Data records -
#####

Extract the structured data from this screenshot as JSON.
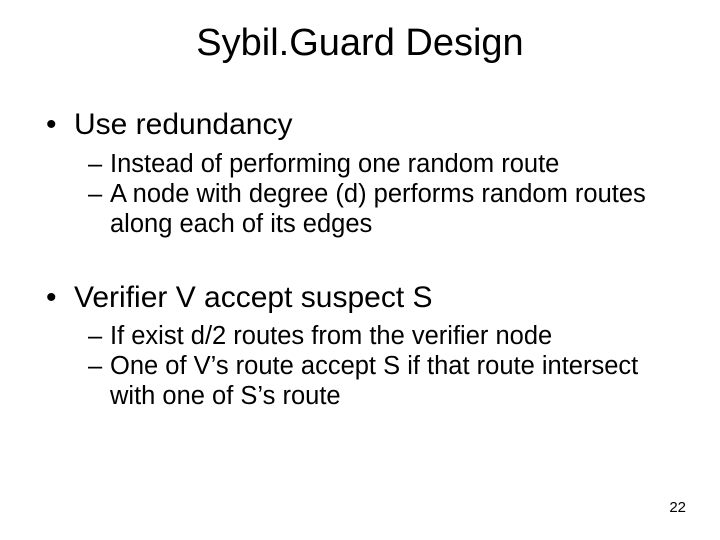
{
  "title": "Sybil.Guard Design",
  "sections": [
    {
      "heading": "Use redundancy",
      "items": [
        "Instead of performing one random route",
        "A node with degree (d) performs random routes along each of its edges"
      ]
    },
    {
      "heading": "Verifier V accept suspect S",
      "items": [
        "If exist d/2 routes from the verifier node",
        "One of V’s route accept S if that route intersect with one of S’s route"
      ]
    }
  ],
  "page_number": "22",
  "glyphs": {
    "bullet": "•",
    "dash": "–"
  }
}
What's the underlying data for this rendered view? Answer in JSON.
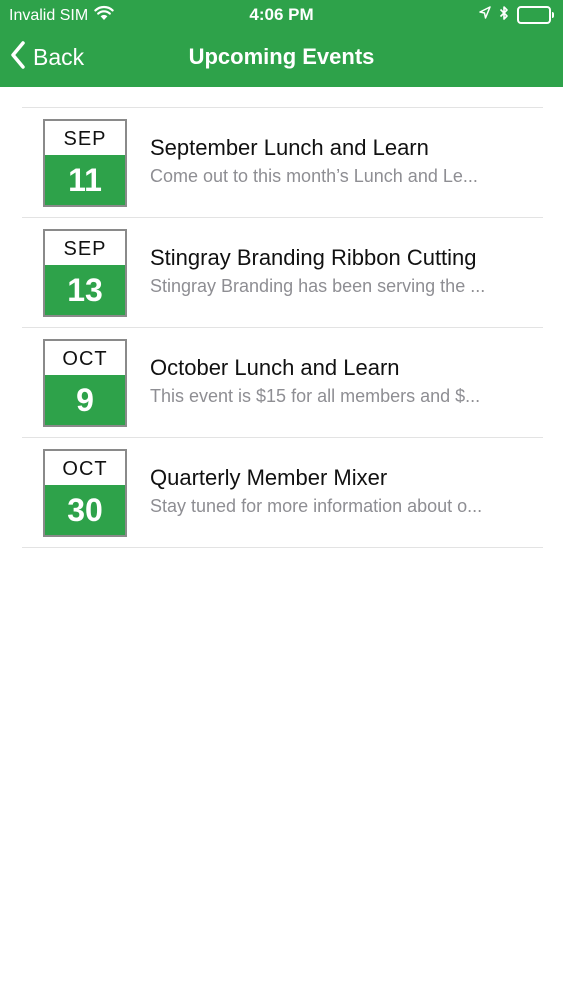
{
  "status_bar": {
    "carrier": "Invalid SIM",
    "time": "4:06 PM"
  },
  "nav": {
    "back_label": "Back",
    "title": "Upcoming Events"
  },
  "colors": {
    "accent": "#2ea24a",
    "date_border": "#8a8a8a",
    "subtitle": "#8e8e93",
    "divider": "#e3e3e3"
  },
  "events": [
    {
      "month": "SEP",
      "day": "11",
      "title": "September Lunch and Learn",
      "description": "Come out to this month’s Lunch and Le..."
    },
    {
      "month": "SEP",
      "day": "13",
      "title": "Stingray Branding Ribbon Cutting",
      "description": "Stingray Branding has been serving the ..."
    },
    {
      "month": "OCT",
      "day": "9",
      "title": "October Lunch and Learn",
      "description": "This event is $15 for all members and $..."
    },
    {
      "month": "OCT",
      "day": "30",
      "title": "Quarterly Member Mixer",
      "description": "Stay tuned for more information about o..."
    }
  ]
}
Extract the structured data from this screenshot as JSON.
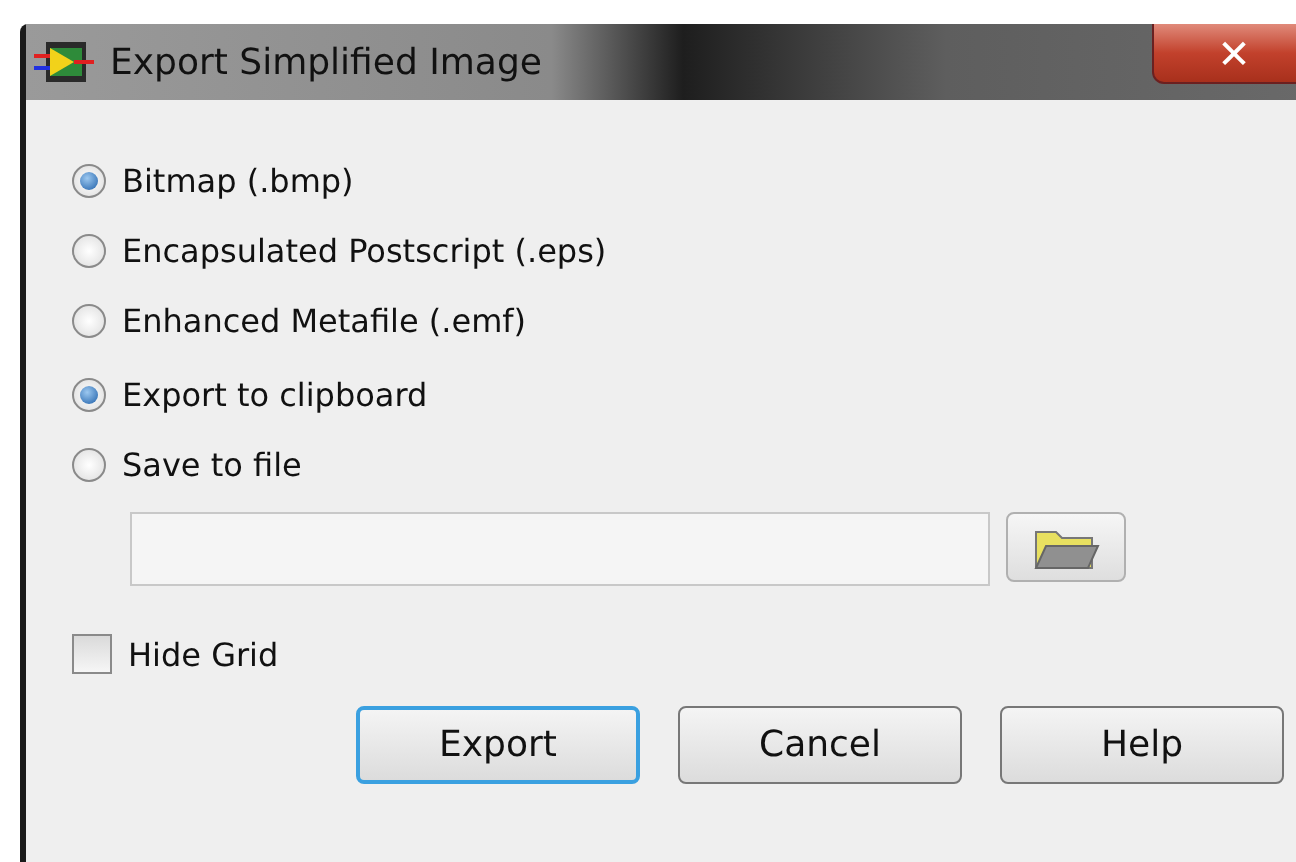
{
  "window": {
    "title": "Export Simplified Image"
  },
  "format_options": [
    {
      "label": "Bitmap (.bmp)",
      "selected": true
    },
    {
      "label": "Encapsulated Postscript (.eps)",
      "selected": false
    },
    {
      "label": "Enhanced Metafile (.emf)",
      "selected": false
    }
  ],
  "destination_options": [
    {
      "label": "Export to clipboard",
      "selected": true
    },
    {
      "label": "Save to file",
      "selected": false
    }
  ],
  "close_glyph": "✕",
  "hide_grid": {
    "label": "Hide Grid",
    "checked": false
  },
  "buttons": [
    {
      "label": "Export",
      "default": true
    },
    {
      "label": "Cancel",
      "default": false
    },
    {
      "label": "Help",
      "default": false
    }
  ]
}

#####

WHAT THIS TASK INVOLVES - Copy out all the entries exactly. Images stay out of the copy.

SOLVED EXERCISE -
Extract the structured data from this screenshot as JSON.
{
  "title": "Sybil.Guard Design",
  "sections": [
    {
      "heading": "Use redundancy",
      "items": [
        "Instead of performing one random route",
        "A node with degree (d) performs random routes along each of its edges"
      ]
    },
    {
      "heading": "Verifier V accept suspect S",
      "items": [
        "If exist d/2 routes from the verifier node",
        "One of V’s route accept S if that route intersect with one of S’s route"
      ]
    }
  ],
  "page_number": "22",
  "glyphs": {
    "bullet": "•",
    "dash": "–"
  }
}
What's the underlying data for this rendered view? Answer in JSON.
{
  "status_bar": {
    "carrier": "Invalid SIM",
    "time": "4:06 PM"
  },
  "nav": {
    "back_label": "Back",
    "title": "Upcoming Events"
  },
  "colors": {
    "accent": "#2ea24a",
    "date_border": "#8a8a8a",
    "subtitle": "#8e8e93",
    "divider": "#e3e3e3"
  },
  "events": [
    {
      "month": "SEP",
      "day": "11",
      "title": "September Lunch and Learn",
      "description": "Come out to this month’s Lunch and Le..."
    },
    {
      "month": "SEP",
      "day": "13",
      "title": "Stingray Branding Ribbon Cutting",
      "description": "Stingray Branding has been serving the ..."
    },
    {
      "month": "OCT",
      "day": "9",
      "title": "October Lunch and Learn",
      "description": "This event is $15 for all members and $..."
    },
    {
      "month": "OCT",
      "day": "30",
      "title": "Quarterly Member Mixer",
      "description": "Stay tuned for more information about o..."
    }
  ]
}
Extract the structured data from this screenshot as JSON.
{
  "window": {
    "title": "Export Simplified Image"
  },
  "format_options": [
    {
      "label": "Bitmap (.bmp)",
      "selected": true
    },
    {
      "label": "Encapsulated Postscript (.eps)",
      "selected": false
    },
    {
      "label": "Enhanced Metafile (.emf)",
      "selected": false
    }
  ],
  "destination_options": [
    {
      "label": "Export to clipboard",
      "selected": true
    },
    {
      "label": "Save to file",
      "selected": false
    }
  ],
  "close_glyph": "✕",
  "hide_grid": {
    "label": "Hide Grid",
    "checked": false
  },
  "buttons": [
    {
      "label": "Export",
      "default": true
    },
    {
      "label": "Cancel",
      "default": false
    },
    {
      "label": "Help",
      "default": false
    }
  ]
}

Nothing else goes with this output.